### [EXERCISE OBJECTIVE]
Give back all the data exactly, line by line.

Data extracted from a collection:
* * * *

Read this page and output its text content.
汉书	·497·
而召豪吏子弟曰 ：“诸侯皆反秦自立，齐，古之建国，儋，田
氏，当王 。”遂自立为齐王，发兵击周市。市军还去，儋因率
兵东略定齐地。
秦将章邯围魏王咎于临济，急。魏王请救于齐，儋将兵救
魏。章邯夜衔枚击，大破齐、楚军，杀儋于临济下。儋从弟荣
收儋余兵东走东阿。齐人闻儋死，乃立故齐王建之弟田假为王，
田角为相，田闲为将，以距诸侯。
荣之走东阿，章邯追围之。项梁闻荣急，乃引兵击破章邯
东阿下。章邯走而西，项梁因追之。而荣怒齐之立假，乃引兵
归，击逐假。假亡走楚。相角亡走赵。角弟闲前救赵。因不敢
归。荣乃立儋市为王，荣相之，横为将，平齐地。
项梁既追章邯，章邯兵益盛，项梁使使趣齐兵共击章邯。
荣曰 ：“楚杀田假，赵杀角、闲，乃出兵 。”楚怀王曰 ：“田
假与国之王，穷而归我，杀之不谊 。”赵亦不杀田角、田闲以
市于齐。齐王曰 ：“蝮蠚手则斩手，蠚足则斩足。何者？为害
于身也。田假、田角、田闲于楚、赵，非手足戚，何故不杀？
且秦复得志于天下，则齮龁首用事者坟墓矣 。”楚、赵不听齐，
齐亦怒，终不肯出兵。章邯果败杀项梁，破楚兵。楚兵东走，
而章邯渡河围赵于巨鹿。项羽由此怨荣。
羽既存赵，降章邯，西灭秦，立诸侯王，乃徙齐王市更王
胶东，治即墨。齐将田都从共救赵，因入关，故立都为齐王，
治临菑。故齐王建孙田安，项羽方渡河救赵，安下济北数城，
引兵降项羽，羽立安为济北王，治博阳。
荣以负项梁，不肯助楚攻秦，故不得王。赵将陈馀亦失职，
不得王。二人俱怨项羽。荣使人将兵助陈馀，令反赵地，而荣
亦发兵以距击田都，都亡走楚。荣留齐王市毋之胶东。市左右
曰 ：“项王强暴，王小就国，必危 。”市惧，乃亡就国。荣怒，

* * * *

### [OUTPUT FOR THIS TASK]
Read this page and output its text content.
汉书	·497·
而召豪吏子弟曰 ：“诸侯皆反秦自立，齐，古之建国，儋，田
氏，当王 。”遂自立为齐王，发兵击周市。市军还去，儋因率
兵东略定齐地。
秦将章邯围魏王咎于临济，急。魏王请救于齐，儋将兵救
魏。章邯夜衔枚击，大破齐、楚军，杀儋于临济下。儋从弟荣
收儋余兵东走东阿。齐人闻儋死，乃立故齐王建之弟田假为王，
田角为相，田闲为将，以距诸侯。
荣之走东阿，章邯追围之。项梁闻荣急，乃引兵击破章邯
东阿下。章邯走而西，项梁因追之。而荣怒齐之立假，乃引兵
归，击逐假。假亡走楚。相角亡走赵。角弟闲前救赵。因不敢
归。荣乃立儋市为王，荣相之，横为将，平齐地。
项梁既追章邯，章邯兵益盛，项梁使使趣齐兵共击章邯。
荣曰 ：“楚杀田假，赵杀角、闲，乃出兵 。”楚怀王曰 ：“田
假与国之王，穷而归我，杀之不谊 。”赵亦不杀田角、田闲以
市于齐。齐王曰 ：“蝮蠚手则斩手，蠚足则斩足。何者？为害
于身也。田假、田角、田闲于楚、赵，非手足戚，何故不杀？
且秦复得志于天下，则齮龁首用事者坟墓矣 。”楚、赵不听齐，
齐亦怒，终不肯出兵。章邯果败杀项梁，破楚兵。楚兵东走，
而章邯渡河围赵于巨鹿。项羽由此怨荣。
羽既存赵，降章邯，西灭秦，立诸侯王，乃徙齐王市更王
胶东，治即墨。齐将田都从共救赵，因入关，故立都为齐王，
治临菑。故齐王建孙田安，项羽方渡河救赵，安下济北数城，
引兵降项羽，羽立安为济北王，治博阳。
荣以负项梁，不肯助楚攻秦，故不得王。赵将陈馀亦失职，
不得王。二人俱怨项羽。荣使人将兵助陈馀，令反赵地，而荣
亦发兵以距击田都，都亡走楚。荣留齐王市毋之胶东。市左右
曰 ：“项王强暴，王小就国，必危 。”市惧，乃亡就国。荣怒，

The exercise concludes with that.